▶ Aim of the exercise
Give a verbatim quotation of every record.

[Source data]
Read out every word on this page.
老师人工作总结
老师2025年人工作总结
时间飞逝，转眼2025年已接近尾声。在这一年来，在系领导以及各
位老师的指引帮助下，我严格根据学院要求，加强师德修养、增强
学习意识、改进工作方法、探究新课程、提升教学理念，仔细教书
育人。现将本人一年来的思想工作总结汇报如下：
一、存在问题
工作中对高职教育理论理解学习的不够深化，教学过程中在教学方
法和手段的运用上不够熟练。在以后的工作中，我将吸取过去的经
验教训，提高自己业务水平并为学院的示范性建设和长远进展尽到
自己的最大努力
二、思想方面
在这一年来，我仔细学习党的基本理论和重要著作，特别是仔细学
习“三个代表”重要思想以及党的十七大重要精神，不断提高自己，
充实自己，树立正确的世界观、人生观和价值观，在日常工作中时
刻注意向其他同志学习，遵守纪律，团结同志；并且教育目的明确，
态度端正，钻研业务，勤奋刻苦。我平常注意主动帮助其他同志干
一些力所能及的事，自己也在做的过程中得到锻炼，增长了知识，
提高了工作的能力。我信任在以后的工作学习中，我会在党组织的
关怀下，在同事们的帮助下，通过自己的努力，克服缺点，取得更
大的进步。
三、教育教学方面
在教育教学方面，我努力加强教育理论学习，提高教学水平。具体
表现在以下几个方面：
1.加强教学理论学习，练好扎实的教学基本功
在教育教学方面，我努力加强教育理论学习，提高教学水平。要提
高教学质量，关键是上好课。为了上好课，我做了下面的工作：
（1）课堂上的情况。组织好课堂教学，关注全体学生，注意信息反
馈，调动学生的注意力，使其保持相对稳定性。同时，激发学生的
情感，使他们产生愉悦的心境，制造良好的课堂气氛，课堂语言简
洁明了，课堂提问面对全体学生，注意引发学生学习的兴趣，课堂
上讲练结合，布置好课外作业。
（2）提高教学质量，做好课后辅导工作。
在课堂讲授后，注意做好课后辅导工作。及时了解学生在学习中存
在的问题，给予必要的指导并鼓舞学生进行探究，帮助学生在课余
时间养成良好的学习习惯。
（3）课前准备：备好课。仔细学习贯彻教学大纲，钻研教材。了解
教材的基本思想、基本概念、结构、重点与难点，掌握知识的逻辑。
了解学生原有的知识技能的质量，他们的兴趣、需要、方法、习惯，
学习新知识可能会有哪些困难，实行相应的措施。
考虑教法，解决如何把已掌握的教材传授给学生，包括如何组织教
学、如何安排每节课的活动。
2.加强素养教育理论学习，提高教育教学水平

▶ Result for this exercise
Read out every word on this page.
老师人工作总结
老师2025年人工作总结
时间飞逝，转眼2025年已接近尾声。在这一年来，在系领导以及各
位老师的指引帮助下，我严格根据学院要求，加强师德修养、增强
学习意识、改进工作方法、探究新课程、提升教学理念，仔细教书
育人。现将本人一年来的思想工作总结汇报如下：
一、存在问题
工作中对高职教育理论理解学习的不够深化，教学过程中在教学方
法和手段的运用上不够熟练。在以后的工作中，我将吸取过去的经
验教训，提高自己业务水平并为学院的示范性建设和长远进展尽到
自己的最大努力
二、思想方面
在这一年来，我仔细学习党的基本理论和重要著作，特别是仔细学
习“三个代表”重要思想以及党的十七大重要精神，不断提高自己，
充实自己，树立正确的世界观、人生观和价值观，在日常工作中时
刻注意向其他同志学习，遵守纪律，团结同志；并且教育目的明确，
态度端正，钻研业务，勤奋刻苦。我平常注意主动帮助其他同志干
一些力所能及的事，自己也在做的过程中得到锻炼，增长了知识，
提高了工作的能力。我信任在以后的工作学习中，我会在党组织的
关怀下，在同事们的帮助下，通过自己的努力，克服缺点，取得更
大的进步。
三、教育教学方面
在教育教学方面，我努力加强教育理论学习，提高教学水平。具体
表现在以下几个方面：
1.加强教学理论学习，练好扎实的教学基本功
在教育教学方面，我努力加强教育理论学习，提高教学水平。要提
高教学质量，关键是上好课。为了上好课，我做了下面的工作：
（1）课堂上的情况。组织好课堂教学，关注全体学生，注意信息反
馈，调动学生的注意力，使其保持相对稳定性。同时，激发学生的
情感，使他们产生愉悦的心境，制造良好的课堂气氛，课堂语言简
洁明了，课堂提问面对全体学生，注意引发学生学习的兴趣，课堂
上讲练结合，布置好课外作业。
（2）提高教学质量，做好课后辅导工作。
在课堂讲授后，注意做好课后辅导工作。及时了解学生在学习中存
在的问题，给予必要的指导并鼓舞学生进行探究，帮助学生在课余
时间养成良好的学习习惯。
（3）课前准备：备好课。仔细学习贯彻教学大纲，钻研教材。了解
教材的基本思想、基本概念、结构、重点与难点，掌握知识的逻辑。
了解学生原有的知识技能的质量，他们的兴趣、需要、方法、习惯，
学习新知识可能会有哪些困难，实行相应的措施。
考虑教法，解决如何把已掌握的教材传授给学生，包括如何组织教
学、如何安排每节课的活动。
2.加强素养教育理论学习，提高教育教学水平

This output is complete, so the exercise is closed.